Text segment.
(begin)

North says that there are only three ways to settle the issue of legal plunder:

  1. The few plunder the many.
  2. Everybody plunders everybody.
  3. Nobody plunders anybody.

According to God’s Word, the solution should be quite obvious.

North applies these biblical principles to twenty-one different economic fallacies of government intervention, from the myth that wars stimulate economies to John Maynard Keynes’ view that saving is a cause of reduced consumption.

Christian Economics in One Lesson is a book that I have long waited for, as it presents economic issues from a truly biblical perspective without falling into the trap of adding a great dose of Marxism in order to be politically correct and pleasing to the Left. On the other hand, while biblical economic outcomes are more often than not in line with their outcomes, North doesn’t cater to humanist libertarians either. That’s why Hazlitt’s Economics in One Lesson had to be rewritten, in order to be built upon a biblical-moral foundation instead of on one of economic pragmatism. While Marxists decidedly argue contrary to biblical ethics, humanist libertarians, according to North, seek to avoid moral arguments altogether.

One thing that North can never be accused of is being a people-pleaser. He goes where the (first exegetical, then economic) facts lead him, without paying much attention to the sensitivities of certain reader-groups. He actually does what many “worldview champions” only pay lip service to: he uncompromisingly and consistently applies God’s Word to the field of economics. Whether he hits the political and economic preferences of all his readers remains to be seen, but North’s clear allegiance is the uncompromising application of God’s Word rather than the applause of the sometimes biblically-inconsistent, ivory-tower transformationalist crowd.

(end)

Dataset extract.
(begin)

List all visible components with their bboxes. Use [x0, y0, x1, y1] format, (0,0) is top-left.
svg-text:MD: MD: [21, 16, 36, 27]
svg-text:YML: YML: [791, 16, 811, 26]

(end)

Exercise aim. Rewrite the part of the book review starting at "3. Nobody plunders" and ending at "of reduced consumption.", changing "fallacies" to "errors".

Task result.
3. Nobody plunders anybody.

According to God’s Word, the solution should be quite obvious.

North applies these biblical principles to twenty-one different economic errors of government intervention, from the myth that wars stimulate economies to John Maynard Keynes’ view that saving is a cause of reduced consumption.